_Selected passage_:

Alaska shoreline and islands shrouded in fog

I am going to tell you a story. It is a story of pain, bloodshed, resilience, and survival. It is a story passed down in my family through oral tradition that runs through my veins. It is my history. 

It begins in Unalaska, an Aleutian island that chains west of the Alaskan mainland. Our Native community, the Qawalangin, lived in harmony with nature and the neighboring Aleutian tribes. There was a respect for their surroundings: the seasonal shift between the snap-cold long winter nights and the fresh endless summer days, the thriving ecosystem of wildlife, and even the smell of the ocean at sunrise. 

Hunting was only done out of necessity, and every part of the animal was used. The meat provided nourishment, hollow organs insulation, bones became tools and fat fueled fires. Hunters would kayak out to sea and ask the ocean for its grace, and when an animal was caught, they would ask for the blessing of the animal’s spirit. Everything was connected through a spiritual language, an unwritten, unifying language that transcended the tribes and their dialects. 

Then, one day, foreign people came on big ships, speaking a strange language that lacked the transcending kindness. Their language was laced with material greed and shrouded in religious doctrine. They were explorers of the Russian Empire, seeking to expand their capital and spread the word of the Russian Orthodox Church. Soon after they arrived in 1741, the Russians focused on a discovery: the abundance of fur seals. 

The northern fur seal was a thriving species in the region, and its relationship with my ancestors was imperative to their survival. The Aleutians knew the nature of the fur seal, when to hunt the animal, and when to show respect and leave them in peace. However, to the Russians, this species was a goldmine that could be exploited for fur trading, particularly with the Empire of China. The Russians began sending fur hunters to the region but quickly realized that their hunters lacked the skill and patience—the spiritual connection and respect—that the Aleutian hunters practiced. 

The Russians began pillaging villages, robbing them of their fur and resources, and leaving my ancestors no choice but to negotiate with these oppressors. What started as an offer of Aleutian servitude in exchange for preserving their families, devolved into the widespread enslavement of thousands of Aleutians at the hands of the Russian Empire. Once enslaved, the Aleutians were forced to turn against their culture, no longer living in harmony with nature.

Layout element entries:
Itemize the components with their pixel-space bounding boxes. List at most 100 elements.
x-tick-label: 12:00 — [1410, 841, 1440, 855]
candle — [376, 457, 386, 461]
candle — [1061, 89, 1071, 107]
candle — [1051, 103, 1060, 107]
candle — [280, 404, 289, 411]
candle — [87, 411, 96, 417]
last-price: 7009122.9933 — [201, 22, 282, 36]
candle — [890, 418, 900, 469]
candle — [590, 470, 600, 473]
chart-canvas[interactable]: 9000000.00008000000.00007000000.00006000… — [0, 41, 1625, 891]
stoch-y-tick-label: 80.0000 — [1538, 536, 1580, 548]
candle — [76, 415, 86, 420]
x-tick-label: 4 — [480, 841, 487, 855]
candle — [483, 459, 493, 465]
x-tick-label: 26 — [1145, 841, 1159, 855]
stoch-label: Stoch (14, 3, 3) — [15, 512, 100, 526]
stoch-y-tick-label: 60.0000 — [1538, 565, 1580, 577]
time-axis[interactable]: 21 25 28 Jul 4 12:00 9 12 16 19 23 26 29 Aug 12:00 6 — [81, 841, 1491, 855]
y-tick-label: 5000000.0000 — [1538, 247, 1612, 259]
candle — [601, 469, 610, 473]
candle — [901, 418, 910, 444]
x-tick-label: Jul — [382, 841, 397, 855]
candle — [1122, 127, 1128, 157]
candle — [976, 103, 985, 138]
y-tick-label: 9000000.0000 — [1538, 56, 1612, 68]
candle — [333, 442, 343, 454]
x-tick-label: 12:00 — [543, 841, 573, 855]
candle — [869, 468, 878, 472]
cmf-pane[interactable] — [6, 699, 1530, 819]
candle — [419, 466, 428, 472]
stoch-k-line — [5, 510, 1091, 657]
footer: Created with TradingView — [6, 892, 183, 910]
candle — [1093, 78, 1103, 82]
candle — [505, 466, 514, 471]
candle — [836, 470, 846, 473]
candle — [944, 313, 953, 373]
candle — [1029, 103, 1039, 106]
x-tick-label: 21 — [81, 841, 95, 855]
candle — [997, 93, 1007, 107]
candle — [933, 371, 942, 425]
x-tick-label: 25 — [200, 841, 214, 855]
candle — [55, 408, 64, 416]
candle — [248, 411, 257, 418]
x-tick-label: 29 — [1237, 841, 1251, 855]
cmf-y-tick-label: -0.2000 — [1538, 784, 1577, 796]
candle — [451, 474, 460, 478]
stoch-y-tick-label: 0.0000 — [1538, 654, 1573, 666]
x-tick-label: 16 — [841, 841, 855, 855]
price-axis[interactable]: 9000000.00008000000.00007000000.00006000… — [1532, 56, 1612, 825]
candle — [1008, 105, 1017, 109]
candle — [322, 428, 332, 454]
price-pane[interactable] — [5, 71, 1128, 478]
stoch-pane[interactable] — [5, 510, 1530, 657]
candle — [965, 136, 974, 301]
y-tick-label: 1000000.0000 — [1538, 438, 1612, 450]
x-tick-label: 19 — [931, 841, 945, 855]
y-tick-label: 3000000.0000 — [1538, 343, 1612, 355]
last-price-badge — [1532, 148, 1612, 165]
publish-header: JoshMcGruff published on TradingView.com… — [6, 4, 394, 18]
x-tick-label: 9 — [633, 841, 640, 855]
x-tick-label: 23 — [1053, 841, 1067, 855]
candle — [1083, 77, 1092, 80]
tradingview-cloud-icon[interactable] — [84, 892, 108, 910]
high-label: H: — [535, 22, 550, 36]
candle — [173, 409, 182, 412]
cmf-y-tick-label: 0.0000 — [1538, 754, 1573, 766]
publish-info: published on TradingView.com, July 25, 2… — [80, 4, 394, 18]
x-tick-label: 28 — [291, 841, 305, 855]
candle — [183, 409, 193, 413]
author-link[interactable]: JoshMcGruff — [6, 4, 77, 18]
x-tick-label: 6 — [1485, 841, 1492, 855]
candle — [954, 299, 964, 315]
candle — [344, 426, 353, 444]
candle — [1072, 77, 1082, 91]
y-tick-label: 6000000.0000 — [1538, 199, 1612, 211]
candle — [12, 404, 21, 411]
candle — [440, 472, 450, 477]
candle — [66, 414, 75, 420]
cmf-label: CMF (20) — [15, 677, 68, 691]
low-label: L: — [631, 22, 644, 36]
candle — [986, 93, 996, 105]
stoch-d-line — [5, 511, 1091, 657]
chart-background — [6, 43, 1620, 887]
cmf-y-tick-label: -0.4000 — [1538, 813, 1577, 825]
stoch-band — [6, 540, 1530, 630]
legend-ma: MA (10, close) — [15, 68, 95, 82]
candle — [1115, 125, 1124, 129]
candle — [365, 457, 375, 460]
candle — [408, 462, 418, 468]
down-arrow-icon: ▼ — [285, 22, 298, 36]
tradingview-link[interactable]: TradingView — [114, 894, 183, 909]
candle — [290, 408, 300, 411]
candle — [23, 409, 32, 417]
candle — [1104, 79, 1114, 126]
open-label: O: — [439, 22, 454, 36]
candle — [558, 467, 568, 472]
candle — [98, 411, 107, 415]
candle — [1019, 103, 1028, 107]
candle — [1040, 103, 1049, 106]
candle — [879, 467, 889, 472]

_Problems and tasks_:
(a) From the Aleutian family history, list every animal part named in the hunting passage along with the use it was put to.
(b) According to the Aleutian family history, in what year did the Russians arrive?
(c) Write the next part of the Aleutian family history, picking up after its final sentence.
This material has no connection to the text.

_Per-task answers_:
(a)
- Meat: nourishment
- Hollow organs: insulation
- Bones: tools
- Fat: fuel for fires

(b) They arrived in 1741.

(c)
Within the hunting culture of the Aleutian tribes, there were certain islands and hunting grounds that were respected and kept off limits to maintain a balance within the aquatic ecosystem. Among these protected grounds were the Pribilof Islands, the region’s primary fur seal mating grounds, north of the Aleutian chain. Known as Amiq by the Aleutians, the islands located 240 miles north, were discovered by Gavriil Pribylov in 1786, and renamed St. Paul and St. George, after key figures within the Russian Orthodox religion. These islands were respected and left uninhabited by the Natives, but that soon changed with the rise of the profitable fur industry. 

The Russians quickly established a hunting and trading system on the islands, forcing Aleutian hunters to kill the fur seals for their pelts. But the Russians went even further. Fueled by greed, the Russians insisted the pelts be undamaged to retain the most value. They punished anyone who damaged the fur in the killing of the animal and, ultimately, forced Aleutian hunters, my ancestors, to club the fur seals to death. My ancestors were forced to beat the fur seals for hours, bearing witness to their screams, regardless of their age or sex, on ceremonial grounds. Once the pelts were taken, the entirety of the animal was tossed into the ocean and wasted. The Pribilof Islands became a bloodbath, bringing riches to the Russians and psychological destruction to the Aleutians.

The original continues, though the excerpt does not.